__Source material__.
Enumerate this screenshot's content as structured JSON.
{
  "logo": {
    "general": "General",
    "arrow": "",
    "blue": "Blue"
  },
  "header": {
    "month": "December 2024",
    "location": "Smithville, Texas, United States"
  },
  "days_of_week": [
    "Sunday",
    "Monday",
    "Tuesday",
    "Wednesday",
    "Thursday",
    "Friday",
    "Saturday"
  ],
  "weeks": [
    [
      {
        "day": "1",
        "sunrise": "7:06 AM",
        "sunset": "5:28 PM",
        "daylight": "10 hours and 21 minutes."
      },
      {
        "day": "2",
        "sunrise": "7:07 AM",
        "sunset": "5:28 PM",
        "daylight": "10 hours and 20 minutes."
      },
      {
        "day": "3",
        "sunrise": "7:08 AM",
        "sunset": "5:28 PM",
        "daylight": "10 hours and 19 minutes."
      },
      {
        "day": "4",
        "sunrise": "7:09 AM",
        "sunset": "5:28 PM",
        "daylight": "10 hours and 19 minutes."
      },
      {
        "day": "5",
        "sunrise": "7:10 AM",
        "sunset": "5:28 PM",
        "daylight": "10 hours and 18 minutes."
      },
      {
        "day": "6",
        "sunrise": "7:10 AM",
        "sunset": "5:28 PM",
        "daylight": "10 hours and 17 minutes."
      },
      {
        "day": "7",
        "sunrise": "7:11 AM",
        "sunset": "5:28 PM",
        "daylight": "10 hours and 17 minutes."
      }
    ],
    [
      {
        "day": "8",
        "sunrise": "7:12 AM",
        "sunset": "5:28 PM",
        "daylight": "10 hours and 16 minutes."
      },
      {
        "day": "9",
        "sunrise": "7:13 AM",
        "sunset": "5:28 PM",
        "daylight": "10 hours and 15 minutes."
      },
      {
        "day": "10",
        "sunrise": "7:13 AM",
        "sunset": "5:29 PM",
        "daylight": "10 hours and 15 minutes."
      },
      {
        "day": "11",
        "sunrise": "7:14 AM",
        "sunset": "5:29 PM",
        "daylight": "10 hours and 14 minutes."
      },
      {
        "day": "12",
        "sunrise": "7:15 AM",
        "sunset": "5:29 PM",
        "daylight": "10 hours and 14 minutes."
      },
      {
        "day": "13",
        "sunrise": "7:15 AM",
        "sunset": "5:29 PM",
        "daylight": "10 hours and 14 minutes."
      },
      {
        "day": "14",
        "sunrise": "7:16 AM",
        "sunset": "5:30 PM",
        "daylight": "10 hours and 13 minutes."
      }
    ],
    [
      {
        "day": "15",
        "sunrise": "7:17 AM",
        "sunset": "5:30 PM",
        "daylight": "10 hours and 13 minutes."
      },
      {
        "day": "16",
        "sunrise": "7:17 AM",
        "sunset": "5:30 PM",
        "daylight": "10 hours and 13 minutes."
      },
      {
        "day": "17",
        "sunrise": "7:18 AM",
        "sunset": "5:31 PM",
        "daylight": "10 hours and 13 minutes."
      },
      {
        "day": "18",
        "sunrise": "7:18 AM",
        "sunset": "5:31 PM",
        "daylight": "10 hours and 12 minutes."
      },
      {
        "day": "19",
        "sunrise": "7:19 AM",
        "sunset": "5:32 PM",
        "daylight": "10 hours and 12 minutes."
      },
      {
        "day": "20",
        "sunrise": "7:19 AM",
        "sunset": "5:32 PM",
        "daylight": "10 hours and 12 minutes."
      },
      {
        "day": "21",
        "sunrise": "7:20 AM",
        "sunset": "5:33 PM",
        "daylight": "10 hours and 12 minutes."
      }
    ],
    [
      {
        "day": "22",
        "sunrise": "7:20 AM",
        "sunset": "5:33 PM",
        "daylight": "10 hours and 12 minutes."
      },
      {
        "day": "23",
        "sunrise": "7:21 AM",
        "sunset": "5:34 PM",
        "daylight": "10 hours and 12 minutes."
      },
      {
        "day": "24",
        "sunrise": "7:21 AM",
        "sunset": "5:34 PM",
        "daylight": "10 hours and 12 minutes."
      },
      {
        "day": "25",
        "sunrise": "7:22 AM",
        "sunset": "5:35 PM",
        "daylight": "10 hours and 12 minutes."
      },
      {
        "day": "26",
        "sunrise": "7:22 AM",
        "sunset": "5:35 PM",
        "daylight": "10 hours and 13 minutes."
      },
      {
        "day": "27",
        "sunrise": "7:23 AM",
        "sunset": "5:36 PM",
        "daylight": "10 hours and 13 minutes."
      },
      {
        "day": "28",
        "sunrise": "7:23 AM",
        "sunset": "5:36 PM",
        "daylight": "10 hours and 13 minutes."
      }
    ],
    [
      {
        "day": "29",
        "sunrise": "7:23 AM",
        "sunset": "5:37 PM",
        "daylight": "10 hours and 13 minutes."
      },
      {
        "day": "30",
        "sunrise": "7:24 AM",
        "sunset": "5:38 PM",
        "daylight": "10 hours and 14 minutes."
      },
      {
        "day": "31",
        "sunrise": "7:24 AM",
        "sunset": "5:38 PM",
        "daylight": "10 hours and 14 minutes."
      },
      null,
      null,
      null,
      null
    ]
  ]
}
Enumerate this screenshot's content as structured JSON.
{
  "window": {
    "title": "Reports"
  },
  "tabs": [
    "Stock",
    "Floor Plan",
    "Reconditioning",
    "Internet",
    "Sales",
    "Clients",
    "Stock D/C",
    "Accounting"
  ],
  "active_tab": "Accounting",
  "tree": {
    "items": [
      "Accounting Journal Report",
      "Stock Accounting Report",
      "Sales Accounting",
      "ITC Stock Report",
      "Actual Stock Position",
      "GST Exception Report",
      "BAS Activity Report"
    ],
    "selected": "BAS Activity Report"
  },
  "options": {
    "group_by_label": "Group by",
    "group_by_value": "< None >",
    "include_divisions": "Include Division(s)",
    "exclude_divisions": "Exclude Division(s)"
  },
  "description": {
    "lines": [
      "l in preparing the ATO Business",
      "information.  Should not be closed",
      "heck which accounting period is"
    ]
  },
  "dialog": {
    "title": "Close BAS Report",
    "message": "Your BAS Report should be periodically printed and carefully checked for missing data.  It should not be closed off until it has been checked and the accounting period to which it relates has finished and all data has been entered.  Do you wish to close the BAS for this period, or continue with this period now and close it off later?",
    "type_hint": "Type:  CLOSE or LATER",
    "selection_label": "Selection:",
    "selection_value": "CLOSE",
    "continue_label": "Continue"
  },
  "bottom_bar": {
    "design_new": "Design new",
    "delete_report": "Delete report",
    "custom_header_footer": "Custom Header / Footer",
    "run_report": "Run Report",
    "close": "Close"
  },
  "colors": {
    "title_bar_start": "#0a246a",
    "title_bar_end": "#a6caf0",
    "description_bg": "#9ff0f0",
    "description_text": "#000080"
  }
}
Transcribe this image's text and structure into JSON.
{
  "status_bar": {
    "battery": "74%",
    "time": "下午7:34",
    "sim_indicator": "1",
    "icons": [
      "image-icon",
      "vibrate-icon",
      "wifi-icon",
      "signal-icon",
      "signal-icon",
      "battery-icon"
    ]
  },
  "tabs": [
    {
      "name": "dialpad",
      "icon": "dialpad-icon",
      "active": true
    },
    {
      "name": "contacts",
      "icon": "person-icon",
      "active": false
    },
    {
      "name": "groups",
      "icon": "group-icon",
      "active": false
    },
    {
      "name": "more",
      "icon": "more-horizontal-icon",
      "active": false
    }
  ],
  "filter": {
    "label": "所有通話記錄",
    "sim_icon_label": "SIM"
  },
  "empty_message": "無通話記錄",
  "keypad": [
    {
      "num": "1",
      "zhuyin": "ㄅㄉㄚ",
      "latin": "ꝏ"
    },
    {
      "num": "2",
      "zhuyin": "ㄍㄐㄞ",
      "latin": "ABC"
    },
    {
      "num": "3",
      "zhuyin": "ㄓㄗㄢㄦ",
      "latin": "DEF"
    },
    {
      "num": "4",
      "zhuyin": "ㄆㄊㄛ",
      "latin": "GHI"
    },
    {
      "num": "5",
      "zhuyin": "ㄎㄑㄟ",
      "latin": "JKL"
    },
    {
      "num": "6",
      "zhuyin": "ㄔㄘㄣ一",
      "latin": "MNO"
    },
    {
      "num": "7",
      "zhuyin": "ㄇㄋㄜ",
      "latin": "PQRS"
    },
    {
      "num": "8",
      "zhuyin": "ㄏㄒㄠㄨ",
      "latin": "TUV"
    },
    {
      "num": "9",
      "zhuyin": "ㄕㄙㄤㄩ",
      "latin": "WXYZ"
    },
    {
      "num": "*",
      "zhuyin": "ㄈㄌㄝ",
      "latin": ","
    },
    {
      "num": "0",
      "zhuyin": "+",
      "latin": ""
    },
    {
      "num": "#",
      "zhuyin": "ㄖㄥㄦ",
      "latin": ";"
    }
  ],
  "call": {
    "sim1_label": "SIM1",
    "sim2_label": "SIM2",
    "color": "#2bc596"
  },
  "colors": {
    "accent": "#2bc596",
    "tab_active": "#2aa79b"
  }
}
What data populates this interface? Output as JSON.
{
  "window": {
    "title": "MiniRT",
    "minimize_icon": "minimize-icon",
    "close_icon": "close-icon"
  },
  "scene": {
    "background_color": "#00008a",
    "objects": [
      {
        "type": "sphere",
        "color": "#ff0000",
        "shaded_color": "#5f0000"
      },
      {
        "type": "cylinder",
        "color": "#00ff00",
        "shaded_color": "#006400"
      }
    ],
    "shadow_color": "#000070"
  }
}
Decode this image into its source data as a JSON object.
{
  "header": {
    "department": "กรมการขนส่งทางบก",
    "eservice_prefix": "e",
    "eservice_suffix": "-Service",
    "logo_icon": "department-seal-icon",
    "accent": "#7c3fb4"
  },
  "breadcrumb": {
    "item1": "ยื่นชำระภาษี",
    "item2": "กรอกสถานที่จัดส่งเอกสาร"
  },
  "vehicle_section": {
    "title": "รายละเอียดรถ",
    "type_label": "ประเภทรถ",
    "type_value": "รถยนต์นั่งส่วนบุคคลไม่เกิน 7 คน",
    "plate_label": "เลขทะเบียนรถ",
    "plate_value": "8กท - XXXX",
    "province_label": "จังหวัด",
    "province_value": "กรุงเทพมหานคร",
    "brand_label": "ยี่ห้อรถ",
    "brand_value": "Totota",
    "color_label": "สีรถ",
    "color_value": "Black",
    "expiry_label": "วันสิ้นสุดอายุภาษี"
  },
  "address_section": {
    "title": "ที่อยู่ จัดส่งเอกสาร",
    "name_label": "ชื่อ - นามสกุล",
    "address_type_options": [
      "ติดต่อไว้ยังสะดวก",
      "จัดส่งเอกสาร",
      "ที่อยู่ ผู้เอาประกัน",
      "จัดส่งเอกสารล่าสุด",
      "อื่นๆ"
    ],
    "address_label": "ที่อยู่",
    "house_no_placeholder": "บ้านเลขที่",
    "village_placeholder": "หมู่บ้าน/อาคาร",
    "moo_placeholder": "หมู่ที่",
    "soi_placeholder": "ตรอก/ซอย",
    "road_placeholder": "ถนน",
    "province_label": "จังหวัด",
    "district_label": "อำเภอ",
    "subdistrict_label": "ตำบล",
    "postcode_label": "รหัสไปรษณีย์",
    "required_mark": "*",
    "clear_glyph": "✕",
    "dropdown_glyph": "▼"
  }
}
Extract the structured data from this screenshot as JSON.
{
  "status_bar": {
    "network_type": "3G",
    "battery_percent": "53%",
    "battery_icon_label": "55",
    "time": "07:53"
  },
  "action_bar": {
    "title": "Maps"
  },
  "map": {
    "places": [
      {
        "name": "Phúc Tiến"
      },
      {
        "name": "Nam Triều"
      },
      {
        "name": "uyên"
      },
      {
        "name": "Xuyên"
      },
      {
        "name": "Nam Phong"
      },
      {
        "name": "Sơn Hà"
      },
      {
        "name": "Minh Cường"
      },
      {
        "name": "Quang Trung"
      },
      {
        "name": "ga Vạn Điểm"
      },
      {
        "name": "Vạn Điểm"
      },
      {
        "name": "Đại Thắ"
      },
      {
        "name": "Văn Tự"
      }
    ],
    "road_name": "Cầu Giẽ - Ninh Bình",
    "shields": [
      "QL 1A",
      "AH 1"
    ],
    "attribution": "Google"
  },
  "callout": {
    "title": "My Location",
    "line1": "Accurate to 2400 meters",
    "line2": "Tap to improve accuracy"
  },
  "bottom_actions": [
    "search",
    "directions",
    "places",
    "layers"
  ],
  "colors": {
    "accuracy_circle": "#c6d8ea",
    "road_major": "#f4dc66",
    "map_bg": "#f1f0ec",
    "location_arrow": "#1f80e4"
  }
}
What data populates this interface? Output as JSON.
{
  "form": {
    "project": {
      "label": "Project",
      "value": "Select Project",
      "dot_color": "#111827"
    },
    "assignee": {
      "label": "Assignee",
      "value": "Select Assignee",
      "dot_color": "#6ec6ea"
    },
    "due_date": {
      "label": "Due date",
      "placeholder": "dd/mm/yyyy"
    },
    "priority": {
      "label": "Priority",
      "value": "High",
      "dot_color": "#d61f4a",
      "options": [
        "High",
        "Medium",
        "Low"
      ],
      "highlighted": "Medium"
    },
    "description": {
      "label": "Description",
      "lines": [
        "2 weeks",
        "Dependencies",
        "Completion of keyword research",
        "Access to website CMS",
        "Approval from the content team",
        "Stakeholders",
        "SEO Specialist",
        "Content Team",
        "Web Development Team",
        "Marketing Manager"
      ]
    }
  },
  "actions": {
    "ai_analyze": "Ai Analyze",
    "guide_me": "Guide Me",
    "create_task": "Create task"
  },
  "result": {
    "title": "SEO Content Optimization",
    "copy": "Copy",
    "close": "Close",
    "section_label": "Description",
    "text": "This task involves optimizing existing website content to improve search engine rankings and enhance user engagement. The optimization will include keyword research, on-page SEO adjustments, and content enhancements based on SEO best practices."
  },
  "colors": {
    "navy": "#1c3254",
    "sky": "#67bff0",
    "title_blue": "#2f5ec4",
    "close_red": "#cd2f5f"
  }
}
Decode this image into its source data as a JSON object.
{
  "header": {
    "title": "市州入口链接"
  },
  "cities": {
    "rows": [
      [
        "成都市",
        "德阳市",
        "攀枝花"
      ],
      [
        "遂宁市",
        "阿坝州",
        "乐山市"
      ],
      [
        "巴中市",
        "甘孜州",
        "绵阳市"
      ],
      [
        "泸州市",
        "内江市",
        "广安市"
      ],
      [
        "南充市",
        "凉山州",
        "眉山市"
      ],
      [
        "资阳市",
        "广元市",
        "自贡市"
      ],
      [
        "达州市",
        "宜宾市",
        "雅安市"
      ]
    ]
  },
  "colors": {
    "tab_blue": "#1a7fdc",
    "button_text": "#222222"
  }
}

__Task description__. Each line of the material above either contains the word "improve" or does not; state how many do, and nothing else.

__Exercise result__. 2